Et c’est dommage de voir des streamers avec autant d’influence adopter ce type de comportement. Provoquer comme ça, c’est le meilleur moyen d’attirer l’attention des ayant droits, et je pense très sincèrement que son comportement fait du tort à la plateforme, y compris en termes d’image. Bon, à titre personnel, si ça peut permettre à Twitch de passer un coup de balai, je ne suis pas contre. Si on voulait que ça aille plus vite, on pourrait même lui suggérer de streamer du contenu Disney, vu que Disney a l’une des politiques les plus agressives en matière de droits d’auteur et surtout de préjudice imputés à son image.

Donc une chose est sûre, ça finira par arriver chez nous, au même titre que les maisons de disque ont commencé à user du DMCA depuis deux ans, les ayant droits des émissions de télé ou des animes japonais vont s’intéresser de plus en plus à cette zone un peu grise qu’est Twitch, et le brouillard va finir par se lever.

Que dit la loi ?

Le code de la propriété intellectuelle définit ce qu’est le droit d’auteur, ses conditions, son application, etc. Et au même titre qu’aux États-Unis il existe le « fair use », en France il existe des exceptions au droit d’auteur. Elles sont définies par l’article L122-5 du CPI et il en existe 13, et dans celles qui pourraient éventuellement nous intéresser, on trouve :

  • analyse et courte citation *
  • revue de presse *
  • parodie

* ces exceptions nécessitent systématiquement d’indiquer le nom de l’auteur et la source

Pour le cas des films ou des animes, c’est simple au possible. Diffuser un film ou un épisode complet, ce n’est pas une courte citation ou une analyse, ce n’est pas une parodie, ça ne constitue aucune exception au droit d’auteur. Là aucune hésitation possible, c’est tout bonnement illégal.

» Consigne:
Reproduisez, s'il vous plaît, le passage du texte source qui commence aux mots « Pour le cas » et s'arrête après « tout bonnement illégal. ». Le matériel plus bas provient d'une autre source.

Lignes tirées d'un jeu de données
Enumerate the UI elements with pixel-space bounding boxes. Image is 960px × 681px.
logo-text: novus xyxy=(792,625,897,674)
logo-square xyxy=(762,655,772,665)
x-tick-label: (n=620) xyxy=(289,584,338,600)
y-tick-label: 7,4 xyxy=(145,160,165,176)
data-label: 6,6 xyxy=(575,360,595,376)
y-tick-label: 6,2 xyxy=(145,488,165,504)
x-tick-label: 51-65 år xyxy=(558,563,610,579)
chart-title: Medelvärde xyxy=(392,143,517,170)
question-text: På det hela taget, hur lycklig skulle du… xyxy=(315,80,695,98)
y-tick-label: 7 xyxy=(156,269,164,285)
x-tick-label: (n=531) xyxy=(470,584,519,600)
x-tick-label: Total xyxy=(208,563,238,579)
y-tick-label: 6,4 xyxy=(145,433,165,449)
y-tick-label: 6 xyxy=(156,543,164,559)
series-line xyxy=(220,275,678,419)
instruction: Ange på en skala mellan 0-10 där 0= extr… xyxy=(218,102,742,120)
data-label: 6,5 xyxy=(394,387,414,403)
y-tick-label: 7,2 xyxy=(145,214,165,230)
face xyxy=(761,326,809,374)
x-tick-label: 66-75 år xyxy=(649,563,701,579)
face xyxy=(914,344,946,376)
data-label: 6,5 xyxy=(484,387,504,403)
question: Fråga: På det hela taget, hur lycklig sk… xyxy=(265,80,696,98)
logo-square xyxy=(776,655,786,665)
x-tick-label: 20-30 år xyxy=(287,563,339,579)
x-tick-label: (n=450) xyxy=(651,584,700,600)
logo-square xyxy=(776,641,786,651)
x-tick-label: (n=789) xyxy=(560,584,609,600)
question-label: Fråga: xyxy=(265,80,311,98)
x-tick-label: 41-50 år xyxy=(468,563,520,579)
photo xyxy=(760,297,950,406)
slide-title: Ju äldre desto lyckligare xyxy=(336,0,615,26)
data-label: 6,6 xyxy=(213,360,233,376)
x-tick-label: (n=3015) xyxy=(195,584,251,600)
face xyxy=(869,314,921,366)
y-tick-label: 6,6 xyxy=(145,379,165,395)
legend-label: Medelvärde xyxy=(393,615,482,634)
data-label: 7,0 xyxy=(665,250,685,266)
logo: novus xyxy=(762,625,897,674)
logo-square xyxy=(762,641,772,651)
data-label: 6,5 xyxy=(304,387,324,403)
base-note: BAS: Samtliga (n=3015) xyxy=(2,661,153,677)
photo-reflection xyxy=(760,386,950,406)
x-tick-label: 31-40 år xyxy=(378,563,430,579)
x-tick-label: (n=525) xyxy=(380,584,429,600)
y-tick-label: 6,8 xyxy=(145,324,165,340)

» Réponse:
Pour le cas des films ou des animes, c’est simple au possible. Diffuser un film ou un épisode complet, ce n’est pas une courte citation ou une analyse, ce n’est pas une parodie, ça ne constitue aucune exception au droit d’auteur. Là aucune hésitation possible, c’est tout bonnement illégal.